* **Exercise objective**: Here are some records. Copy each one exactly.

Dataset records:

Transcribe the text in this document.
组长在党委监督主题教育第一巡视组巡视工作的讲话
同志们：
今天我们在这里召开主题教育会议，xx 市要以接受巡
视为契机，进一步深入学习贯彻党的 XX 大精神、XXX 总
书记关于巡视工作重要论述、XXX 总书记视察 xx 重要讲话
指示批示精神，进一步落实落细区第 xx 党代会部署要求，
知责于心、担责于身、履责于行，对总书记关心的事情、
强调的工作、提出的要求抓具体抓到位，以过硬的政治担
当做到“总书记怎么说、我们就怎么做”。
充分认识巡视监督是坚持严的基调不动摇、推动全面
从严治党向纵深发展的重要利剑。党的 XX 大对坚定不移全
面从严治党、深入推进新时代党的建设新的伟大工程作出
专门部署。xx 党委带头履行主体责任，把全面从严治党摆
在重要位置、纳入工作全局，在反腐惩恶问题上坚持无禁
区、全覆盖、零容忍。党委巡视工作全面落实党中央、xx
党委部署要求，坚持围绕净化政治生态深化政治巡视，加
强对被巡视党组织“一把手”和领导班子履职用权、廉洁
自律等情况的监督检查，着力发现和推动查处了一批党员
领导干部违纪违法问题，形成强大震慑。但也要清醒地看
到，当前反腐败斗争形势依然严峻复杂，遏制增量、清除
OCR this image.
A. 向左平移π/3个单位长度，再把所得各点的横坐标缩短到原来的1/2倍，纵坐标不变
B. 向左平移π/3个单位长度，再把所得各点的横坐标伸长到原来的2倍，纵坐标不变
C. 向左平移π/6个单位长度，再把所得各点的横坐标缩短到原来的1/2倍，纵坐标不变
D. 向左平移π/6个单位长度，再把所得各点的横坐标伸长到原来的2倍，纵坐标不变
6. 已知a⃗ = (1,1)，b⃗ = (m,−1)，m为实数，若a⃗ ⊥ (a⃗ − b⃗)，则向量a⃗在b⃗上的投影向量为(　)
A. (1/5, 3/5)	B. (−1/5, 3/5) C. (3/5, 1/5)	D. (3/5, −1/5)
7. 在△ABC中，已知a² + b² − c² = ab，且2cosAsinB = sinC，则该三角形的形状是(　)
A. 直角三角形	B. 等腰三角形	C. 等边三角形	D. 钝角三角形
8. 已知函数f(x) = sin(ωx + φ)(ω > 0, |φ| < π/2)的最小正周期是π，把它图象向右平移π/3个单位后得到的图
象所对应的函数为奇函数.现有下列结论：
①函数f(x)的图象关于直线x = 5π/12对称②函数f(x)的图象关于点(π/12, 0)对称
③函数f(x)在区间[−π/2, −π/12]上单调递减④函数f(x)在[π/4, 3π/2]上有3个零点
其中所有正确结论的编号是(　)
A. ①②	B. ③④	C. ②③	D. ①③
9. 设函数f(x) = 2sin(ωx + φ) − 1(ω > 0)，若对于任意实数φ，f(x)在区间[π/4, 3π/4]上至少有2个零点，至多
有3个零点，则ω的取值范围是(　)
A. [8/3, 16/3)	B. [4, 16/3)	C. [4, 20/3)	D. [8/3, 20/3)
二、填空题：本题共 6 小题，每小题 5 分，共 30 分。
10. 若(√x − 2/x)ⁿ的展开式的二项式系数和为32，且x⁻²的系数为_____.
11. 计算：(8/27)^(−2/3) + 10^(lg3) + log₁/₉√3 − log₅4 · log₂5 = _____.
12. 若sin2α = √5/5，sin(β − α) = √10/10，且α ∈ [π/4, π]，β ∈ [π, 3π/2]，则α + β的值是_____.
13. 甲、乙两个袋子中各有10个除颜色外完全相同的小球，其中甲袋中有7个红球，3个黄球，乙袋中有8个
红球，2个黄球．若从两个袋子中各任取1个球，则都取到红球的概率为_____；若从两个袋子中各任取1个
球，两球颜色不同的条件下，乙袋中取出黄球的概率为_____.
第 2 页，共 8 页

* **In response**:
Transcribe the text in this document.
组长在党委监督主题教育第一巡视组巡视工作的讲话
同志们：
今天我们在这里召开主题教育会议，xx 市要以接受巡
视为契机，进一步深入学习贯彻党的 XX 大精神、XXX 总
书记关于巡视工作重要论述、XXX 总书记视察 xx 重要讲话
指示批示精神，进一步落实落细区第 xx 党代会部署要求，
知责于心、担责于身、履责于行，对总书记关心的事情、
强调的工作、提出的要求抓具体抓到位，以过硬的政治担
当做到“总书记怎么说、我们就怎么做”。
充分认识巡视监督是坚持严的基调不动摇、推动全面
从严治党向纵深发展的重要利剑。党的 XX 大对坚定不移全
面从严治党、深入推进新时代党的建设新的伟大工程作出
专门部署。xx 党委带头履行主体责任，把全面从严治党摆
在重要位置、纳入工作全局，在反腐惩恶问题上坚持无禁
区、全覆盖、零容忍。党委巡视工作全面落实党中央、xx
党委部署要求，坚持围绕净化政治生态深化政治巡视，加
强对被巡视党组织“一把手”和领导班子履职用权、廉洁
自律等情况的监督检查，着力发现和推动查处了一批党员
领导干部违纪违法问题，形成强大震慑。但也要清醒地看
到，当前反腐败斗争形势依然严峻复杂，遏制增量、清除
OCR this image.
A. 向左平移π/3个单位长度，再把所得各点的横坐标缩短到原来的1/2倍，纵坐标不变
B. 向左平移π/3个单位长度，再把所得各点的横坐标伸长到原来的2倍，纵坐标不变
C. 向左平移π/6个单位长度，再把所得各点的横坐标缩短到原来的1/2倍，纵坐标不变
D. 向左平移π/6个单位长度，再把所得各点的横坐标伸长到原来的2倍，纵坐标不变
6. 已知a⃗ = (1,1)，b⃗ = (m,−1)，m为实数，若a⃗ ⊥ (a⃗ − b⃗)，则向量a⃗在b⃗上的投影向量为(　)
A. (1/5, 3/5)	B. (−1/5, 3/5) C. (3/5, 1/5)	D. (3/5, −1/5)
7. 在△ABC中，已知a² + b² − c² = ab，且2cosAsinB = sinC，则该三角形的形状是(　)
A. 直角三角形	B. 等腰三角形	C. 等边三角形	D. 钝角三角形
8. 已知函数f(x) = sin(ωx + φ)(ω > 0, |φ| < π/2)的最小正周期是π，把它图象向右平移π/3个单位后得到的图
象所对应的函数为奇函数.现有下列结论：
①函数f(x)的图象关于直线x = 5π/12对称②函数f(x)的图象关于点(π/12, 0)对称
③函数f(x)在区间[−π/2, −π/12]上单调递减④函数f(x)在[π/4, 3π/2]上有3个零点
其中所有正确结论的编号是(　)
A. ①②	B. ③④	C. ②③	D. ①③
9. 设函数f(x) = 2sin(ωx + φ) − 1(ω > 0)，若对于任意实数φ，f(x)在区间[π/4, 3π/4]上至少有2个零点，至多
有3个零点，则ω的取值范围是(　)
A. [8/3, 16/3)	B. [4, 16/3)	C. [4, 20/3)	D. [8/3, 20/3)
二、填空题：本题共 6 小题，每小题 5 分，共 30 分。
10. 若(√x − 2/x)ⁿ的展开式的二项式系数和为32，且x⁻²的系数为_____.
11. 计算：(8/27)^(−2/3) + 10^(lg3) + log₁/₉√3 − log₅4 · log₂5 = _____.
12. 若sin2α = √5/5，sin(β − α) = √10/10，且α ∈ [π/4, π]，β ∈ [π, 3π/2]，则α + β的值是_____.
13. 甲、乙两个袋子中各有10个除颜色外完全相同的小球，其中甲袋中有7个红球，3个黄球，乙袋中有8个
红球，2个黄球．若从两个袋子中各任取1个球，则都取到红球的概率为_____；若从两个袋子中各任取1个
球，两球颜色不同的条件下，乙袋中取出黄球的概率为_____.
第 2 页，共 8 页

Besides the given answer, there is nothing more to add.